_WHAT THE EXERCISE ASKS_:
Copy every line of the data exactly, leaving nothing out.

_INPUT ROWS_:
-- START --

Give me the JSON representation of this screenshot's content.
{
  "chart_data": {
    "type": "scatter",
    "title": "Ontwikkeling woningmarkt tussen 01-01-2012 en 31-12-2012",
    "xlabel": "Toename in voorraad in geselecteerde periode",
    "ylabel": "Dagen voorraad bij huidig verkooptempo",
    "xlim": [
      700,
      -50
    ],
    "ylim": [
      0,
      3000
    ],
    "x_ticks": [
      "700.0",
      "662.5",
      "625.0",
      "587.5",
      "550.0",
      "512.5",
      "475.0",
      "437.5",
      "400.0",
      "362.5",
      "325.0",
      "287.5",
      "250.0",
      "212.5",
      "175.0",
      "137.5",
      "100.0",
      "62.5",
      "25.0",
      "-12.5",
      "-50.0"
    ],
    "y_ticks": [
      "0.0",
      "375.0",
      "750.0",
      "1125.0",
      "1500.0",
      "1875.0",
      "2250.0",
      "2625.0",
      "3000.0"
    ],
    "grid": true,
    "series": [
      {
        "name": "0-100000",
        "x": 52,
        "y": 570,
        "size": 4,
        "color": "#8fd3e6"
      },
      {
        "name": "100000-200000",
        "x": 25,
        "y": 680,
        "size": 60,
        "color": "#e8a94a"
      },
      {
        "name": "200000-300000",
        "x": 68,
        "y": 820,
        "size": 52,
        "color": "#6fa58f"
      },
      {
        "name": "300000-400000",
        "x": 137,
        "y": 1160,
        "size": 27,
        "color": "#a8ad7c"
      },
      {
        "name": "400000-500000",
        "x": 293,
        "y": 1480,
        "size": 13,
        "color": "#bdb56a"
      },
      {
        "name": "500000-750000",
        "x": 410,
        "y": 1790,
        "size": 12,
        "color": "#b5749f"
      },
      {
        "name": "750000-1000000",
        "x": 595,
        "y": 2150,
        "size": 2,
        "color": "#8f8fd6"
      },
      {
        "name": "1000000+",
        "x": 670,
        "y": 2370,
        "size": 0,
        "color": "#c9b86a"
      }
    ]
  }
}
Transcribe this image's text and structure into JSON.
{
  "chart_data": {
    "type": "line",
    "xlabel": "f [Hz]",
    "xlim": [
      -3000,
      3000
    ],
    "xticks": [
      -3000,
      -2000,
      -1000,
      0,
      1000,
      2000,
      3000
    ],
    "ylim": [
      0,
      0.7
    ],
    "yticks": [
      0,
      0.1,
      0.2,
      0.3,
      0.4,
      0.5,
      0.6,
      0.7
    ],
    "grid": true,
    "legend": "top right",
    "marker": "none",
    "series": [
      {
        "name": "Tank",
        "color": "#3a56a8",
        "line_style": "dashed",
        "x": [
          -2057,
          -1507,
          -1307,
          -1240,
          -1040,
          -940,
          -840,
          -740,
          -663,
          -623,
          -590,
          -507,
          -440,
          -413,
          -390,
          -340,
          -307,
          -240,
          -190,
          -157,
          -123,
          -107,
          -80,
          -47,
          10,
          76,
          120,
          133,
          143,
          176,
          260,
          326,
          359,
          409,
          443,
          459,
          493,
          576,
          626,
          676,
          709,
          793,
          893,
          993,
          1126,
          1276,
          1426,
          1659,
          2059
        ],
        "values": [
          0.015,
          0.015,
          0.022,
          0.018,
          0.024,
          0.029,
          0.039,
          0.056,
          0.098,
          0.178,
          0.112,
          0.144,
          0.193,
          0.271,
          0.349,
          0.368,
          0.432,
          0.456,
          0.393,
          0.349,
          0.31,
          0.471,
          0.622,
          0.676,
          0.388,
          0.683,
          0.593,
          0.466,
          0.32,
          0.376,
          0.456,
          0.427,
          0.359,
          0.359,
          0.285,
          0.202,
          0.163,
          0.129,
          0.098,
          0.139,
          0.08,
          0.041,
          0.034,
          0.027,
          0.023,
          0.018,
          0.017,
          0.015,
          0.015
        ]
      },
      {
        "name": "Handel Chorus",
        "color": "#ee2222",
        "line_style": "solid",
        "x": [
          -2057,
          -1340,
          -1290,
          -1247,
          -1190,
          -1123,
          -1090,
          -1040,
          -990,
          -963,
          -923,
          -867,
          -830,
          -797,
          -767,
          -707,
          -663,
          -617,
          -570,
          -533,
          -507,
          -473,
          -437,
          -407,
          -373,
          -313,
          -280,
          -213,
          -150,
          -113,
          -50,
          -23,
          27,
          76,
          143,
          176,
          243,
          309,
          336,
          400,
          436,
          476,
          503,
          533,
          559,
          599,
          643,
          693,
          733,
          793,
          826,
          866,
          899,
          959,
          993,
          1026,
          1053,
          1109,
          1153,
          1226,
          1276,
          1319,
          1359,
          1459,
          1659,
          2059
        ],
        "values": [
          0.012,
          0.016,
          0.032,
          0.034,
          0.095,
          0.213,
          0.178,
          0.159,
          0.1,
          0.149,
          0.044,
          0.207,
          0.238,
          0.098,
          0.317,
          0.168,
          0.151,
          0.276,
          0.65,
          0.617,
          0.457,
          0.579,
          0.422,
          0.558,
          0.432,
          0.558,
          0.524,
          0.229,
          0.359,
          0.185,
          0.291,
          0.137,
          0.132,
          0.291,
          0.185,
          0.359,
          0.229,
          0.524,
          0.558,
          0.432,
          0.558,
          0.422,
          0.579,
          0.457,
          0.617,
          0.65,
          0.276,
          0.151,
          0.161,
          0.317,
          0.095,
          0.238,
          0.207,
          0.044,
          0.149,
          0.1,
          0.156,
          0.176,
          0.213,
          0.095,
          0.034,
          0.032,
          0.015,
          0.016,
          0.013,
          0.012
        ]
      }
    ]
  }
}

-- END --

_COMPLETED EXERCISE_:
Give me the JSON representation of this screenshot's content.
{
  "chart_data": {
    "type": "scatter",
    "title": "Ontwikkeling woningmarkt tussen 01-01-2012 en 31-12-2012",
    "xlabel": "Toename in voorraad in geselecteerde periode",
    "ylabel": "Dagen voorraad bij huidig verkooptempo",
    "xlim": [
      700,
      -50
    ],
    "ylim": [
      0,
      3000
    ],
    "x_ticks": [
      "700.0",
      "662.5",
      "625.0",
      "587.5",
      "550.0",
      "512.5",
      "475.0",
      "437.5",
      "400.0",
      "362.5",
      "325.0",
      "287.5",
      "250.0",
      "212.5",
      "175.0",
      "137.5",
      "100.0",
      "62.5",
      "25.0",
      "-12.5",
      "-50.0"
    ],
    "y_ticks": [
      "0.0",
      "375.0",
      "750.0",
      "1125.0",
      "1500.0",
      "1875.0",
      "2250.0",
      "2625.0",
      "3000.0"
    ],
    "grid": true,
    "series": [
      {
        "name": "0-100000",
        "x": 52,
        "y": 570,
        "size": 4,
        "color": "#8fd3e6"
      },
      {
        "name": "100000-200000",
        "x": 25,
        "y": 680,
        "size": 60,
        "color": "#e8a94a"
      },
      {
        "name": "200000-300000",
        "x": 68,
        "y": 820,
        "size": 52,
        "color": "#6fa58f"
      },
      {
        "name": "300000-400000",
        "x": 137,
        "y": 1160,
        "size": 27,
        "color": "#a8ad7c"
      },
      {
        "name": "400000-500000",
        "x": 293,
        "y": 1480,
        "size": 13,
        "color": "#bdb56a"
      },
      {
        "name": "500000-750000",
        "x": 410,
        "y": 1790,
        "size": 12,
        "color": "#b5749f"
      },
      {
        "name": "750000-1000000",
        "x": 595,
        "y": 2150,
        "size": 2,
        "color": "#8f8fd6"
      },
      {
        "name": "1000000+",
        "x": 670,
        "y": 2370,
        "size": 0,
        "color": "#c9b86a"
      }
    ]
  }
}
Transcribe this image's text and structure into JSON.
{
  "chart_data": {
    "type": "line",
    "xlabel": "f [Hz]",
    "xlim": [
      -3000,
      3000
    ],
    "xticks": [
      -3000,
      -2000,
      -1000,
      0,
      1000,
      2000,
      3000
    ],
    "ylim": [
      0,
      0.7
    ],
    "yticks": [
      0,
      0.1,
      0.2,
      0.3,
      0.4,
      0.5,
      0.6,
      0.7
    ],
    "grid": true,
    "legend": "top right",
    "marker": "none",
    "series": [
      {
        "name": "Tank",
        "color": "#3a56a8",
        "line_style": "dashed",
        "x": [
          -2057,
          -1507,
          -1307,
          -1240,
          -1040,
          -940,
          -840,
          -740,
          -663,
          -623,
          -590,
          -507,
          -440,
          -413,
          -390,
          -340,
          -307,
          -240,
          -190,
          -157,
          -123,
          -107,
          -80,
          -47,
          10,
          76,
          120,
          133,
          143,
          176,
          260,
          326,
          359,
          409,
          443,
          459,
          493,
          576,
          626,
          676,
          709,
          793,
          893,
          993,
          1126,
          1276,
          1426,
          1659,
          2059
        ],
        "values": [
          0.015,
          0.015,
          0.022,
          0.018,
          0.024,
          0.029,
          0.039,
          0.056,
          0.098,
          0.178,
          0.112,
          0.144,
          0.193,
          0.271,
          0.349,
          0.368,
          0.432,
          0.456,
          0.393,
          0.349,
          0.31,
          0.471,
          0.622,
          0.676,
          0.388,
          0.683,
          0.593,
          0.466,
          0.32,
          0.376,
          0.456,
          0.427,
          0.359,
          0.359,
          0.285,
          0.202,
          0.163,
          0.129,
          0.098,
          0.139,
          0.08,
          0.041,
          0.034,
          0.027,
          0.023,
          0.018,
          0.017,
          0.015,
          0.015
        ]
      },
      {
        "name": "Handel Chorus",
        "color": "#ee2222",
        "line_style": "solid",
        "x": [
          -2057,
          -1340,
          -1290,
          -1247,
          -1190,
          -1123,
          -1090,
          -1040,
          -990,
          -963,
          -923,
          -867,
          -830,
          -797,
          -767,
          -707,
          -663,
          -617,
          -570,
          -533,
          -507,
          -473,
          -437,
          -407,
          -373,
          -313,
          -280,
          -213,
          -150,
          -113,
          -50,
          -23,
          27,
          76,
          143,
          176,
          243,
          309,
          336,
          400,
          436,
          476,
          503,
          533,
          559,
          599,
          643,
          693,
          733,
          793,
          826,
          866,
          899,
          959,
          993,
          1026,
          1053,
          1109,
          1153,
          1226,
          1276,
          1319,
          1359,
          1459,
          1659,
          2059
        ],
        "values": [
          0.012,
          0.016,
          0.032,
          0.034,
          0.095,
          0.213,
          0.178,
          0.159,
          0.1,
          0.149,
          0.044,
          0.207,
          0.238,
          0.098,
          0.317,
          0.168,
          0.151,
          0.276,
          0.65,
          0.617,
          0.457,
          0.579,
          0.422,
          0.558,
          0.432,
          0.558,
          0.524,
          0.229,
          0.359,
          0.185,
          0.291,
          0.137,
          0.132,
          0.291,
          0.185,
          0.359,
          0.229,
          0.524,
          0.558,
          0.432,
          0.558,
          0.422,
          0.579,
          0.457,
          0.617,
          0.65,
          0.276,
          0.151,
          0.161,
          0.317,
          0.095,
          0.238,
          0.207,
          0.044,
          0.149,
          0.1,
          0.156,
          0.176,
          0.213,
          0.095,
          0.034,
          0.032,
          0.015,
          0.016,
          0.013,
          0.012
        ]
      }
    ]
  }
}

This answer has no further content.